> **INFORMATION**:

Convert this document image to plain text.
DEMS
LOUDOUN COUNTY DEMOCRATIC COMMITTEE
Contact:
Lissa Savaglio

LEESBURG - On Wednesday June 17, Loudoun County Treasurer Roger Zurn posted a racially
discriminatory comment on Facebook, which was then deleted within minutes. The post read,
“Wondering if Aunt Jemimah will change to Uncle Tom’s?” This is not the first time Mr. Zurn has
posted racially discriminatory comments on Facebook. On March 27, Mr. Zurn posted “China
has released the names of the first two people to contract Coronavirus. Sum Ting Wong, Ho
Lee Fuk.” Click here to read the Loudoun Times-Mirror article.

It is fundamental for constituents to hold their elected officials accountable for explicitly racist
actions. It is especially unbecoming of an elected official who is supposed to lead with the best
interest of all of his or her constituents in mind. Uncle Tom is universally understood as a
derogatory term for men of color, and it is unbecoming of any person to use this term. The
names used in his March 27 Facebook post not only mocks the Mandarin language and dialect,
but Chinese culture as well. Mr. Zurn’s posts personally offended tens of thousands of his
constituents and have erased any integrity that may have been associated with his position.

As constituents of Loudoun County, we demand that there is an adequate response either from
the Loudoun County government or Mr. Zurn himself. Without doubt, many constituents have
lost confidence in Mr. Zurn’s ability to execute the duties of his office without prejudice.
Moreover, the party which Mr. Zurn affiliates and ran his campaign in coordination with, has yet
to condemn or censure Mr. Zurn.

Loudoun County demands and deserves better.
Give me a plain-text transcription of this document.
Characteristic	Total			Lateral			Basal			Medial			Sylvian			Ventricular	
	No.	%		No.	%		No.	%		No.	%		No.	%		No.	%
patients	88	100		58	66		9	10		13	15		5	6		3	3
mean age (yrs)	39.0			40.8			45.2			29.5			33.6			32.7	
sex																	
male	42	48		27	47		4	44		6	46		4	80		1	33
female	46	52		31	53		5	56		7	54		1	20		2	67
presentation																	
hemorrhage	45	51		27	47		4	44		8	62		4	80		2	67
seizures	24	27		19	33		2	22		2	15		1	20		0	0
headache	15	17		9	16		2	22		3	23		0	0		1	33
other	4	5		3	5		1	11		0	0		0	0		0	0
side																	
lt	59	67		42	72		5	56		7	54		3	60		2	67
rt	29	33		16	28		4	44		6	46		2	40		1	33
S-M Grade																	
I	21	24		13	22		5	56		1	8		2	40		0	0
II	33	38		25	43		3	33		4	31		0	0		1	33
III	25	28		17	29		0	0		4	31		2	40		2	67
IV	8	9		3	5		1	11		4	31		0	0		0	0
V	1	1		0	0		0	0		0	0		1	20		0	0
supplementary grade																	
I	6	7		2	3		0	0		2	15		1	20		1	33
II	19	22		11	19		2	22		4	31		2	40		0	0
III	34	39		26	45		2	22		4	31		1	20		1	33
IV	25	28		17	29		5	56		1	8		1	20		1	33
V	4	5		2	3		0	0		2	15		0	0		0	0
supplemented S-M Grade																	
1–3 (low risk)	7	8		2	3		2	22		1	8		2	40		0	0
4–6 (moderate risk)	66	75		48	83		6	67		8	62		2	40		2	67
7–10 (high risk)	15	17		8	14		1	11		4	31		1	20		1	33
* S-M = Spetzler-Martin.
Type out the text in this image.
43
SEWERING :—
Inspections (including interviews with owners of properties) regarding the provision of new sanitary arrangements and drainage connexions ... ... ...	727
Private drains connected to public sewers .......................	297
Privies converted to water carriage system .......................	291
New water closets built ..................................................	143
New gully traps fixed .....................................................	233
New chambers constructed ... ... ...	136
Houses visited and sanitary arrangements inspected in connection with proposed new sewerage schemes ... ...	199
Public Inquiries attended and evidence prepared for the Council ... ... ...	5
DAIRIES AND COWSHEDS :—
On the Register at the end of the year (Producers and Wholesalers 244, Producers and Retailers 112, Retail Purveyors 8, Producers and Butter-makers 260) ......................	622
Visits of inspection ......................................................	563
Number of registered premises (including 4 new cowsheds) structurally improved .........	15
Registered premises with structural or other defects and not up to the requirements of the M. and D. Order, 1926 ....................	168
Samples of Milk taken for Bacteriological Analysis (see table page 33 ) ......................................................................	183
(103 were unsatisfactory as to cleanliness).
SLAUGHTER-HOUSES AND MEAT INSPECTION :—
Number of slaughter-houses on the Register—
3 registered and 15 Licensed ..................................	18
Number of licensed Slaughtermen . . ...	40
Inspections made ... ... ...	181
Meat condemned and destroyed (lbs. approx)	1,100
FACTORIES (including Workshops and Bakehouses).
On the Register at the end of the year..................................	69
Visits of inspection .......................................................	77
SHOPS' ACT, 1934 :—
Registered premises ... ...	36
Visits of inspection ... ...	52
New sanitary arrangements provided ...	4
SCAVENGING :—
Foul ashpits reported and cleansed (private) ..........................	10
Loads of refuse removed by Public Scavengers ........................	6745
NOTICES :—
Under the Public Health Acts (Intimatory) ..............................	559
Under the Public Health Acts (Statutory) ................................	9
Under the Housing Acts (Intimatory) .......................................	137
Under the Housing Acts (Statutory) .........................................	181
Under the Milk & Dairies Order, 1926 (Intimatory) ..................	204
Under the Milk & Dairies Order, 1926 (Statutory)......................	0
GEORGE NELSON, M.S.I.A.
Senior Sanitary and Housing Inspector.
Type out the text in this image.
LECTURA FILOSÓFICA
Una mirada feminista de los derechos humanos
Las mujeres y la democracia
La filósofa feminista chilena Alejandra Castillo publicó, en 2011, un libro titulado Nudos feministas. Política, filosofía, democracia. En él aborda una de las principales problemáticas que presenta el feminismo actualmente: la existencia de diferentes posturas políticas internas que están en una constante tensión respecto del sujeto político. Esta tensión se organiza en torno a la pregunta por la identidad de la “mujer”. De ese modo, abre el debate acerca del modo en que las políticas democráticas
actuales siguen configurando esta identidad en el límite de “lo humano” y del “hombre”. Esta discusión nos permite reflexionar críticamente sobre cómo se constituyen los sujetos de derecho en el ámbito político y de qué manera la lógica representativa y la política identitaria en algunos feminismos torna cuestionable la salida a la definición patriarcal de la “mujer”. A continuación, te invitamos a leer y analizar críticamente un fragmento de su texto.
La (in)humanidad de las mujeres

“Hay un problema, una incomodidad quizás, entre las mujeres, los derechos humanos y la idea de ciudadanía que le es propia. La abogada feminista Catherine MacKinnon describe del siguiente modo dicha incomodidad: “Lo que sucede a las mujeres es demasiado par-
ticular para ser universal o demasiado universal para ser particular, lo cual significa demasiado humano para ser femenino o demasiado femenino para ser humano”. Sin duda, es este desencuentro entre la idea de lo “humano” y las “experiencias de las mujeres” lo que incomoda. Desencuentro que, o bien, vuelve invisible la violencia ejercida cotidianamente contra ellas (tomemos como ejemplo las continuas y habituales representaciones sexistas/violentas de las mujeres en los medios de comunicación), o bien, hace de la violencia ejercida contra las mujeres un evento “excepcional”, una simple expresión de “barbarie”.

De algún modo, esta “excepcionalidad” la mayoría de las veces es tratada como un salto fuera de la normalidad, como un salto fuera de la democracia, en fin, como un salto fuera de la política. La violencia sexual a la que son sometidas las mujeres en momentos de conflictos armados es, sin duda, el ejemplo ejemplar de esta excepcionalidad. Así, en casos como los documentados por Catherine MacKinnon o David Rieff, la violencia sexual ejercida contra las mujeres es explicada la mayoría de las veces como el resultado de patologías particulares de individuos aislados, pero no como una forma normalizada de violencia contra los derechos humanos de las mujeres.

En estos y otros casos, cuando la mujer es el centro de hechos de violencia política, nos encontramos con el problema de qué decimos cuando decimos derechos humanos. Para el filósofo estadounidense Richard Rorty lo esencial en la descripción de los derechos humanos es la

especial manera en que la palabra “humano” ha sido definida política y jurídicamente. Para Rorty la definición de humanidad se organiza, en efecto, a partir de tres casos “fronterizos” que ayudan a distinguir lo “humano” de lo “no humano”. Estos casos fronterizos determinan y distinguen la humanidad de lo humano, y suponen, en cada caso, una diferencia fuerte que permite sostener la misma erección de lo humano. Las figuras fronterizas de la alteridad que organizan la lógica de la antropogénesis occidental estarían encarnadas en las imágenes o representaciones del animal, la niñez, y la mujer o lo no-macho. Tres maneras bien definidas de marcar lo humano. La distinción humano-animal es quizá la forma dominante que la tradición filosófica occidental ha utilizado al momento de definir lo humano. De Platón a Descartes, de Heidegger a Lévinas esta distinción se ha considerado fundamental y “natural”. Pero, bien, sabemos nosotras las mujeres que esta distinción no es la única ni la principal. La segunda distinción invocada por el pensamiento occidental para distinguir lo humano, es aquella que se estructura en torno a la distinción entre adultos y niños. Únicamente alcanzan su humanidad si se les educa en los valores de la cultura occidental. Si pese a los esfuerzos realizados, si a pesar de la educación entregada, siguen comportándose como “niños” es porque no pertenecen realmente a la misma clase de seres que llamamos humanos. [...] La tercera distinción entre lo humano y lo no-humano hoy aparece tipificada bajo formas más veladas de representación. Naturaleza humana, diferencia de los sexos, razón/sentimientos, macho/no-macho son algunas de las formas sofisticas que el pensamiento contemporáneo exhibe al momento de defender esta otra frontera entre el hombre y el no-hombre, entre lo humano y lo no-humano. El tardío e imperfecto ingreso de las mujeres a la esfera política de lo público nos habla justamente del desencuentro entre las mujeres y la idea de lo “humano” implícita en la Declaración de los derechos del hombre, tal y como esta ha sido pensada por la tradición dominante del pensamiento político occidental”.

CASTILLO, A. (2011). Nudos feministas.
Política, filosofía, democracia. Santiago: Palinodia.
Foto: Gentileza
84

> **THE PROBLEM**: Nothing but a number is expected: how many lines in the data above hold the word "Visits".

> **SOLUTION FOR THIS PROBLEM**: 3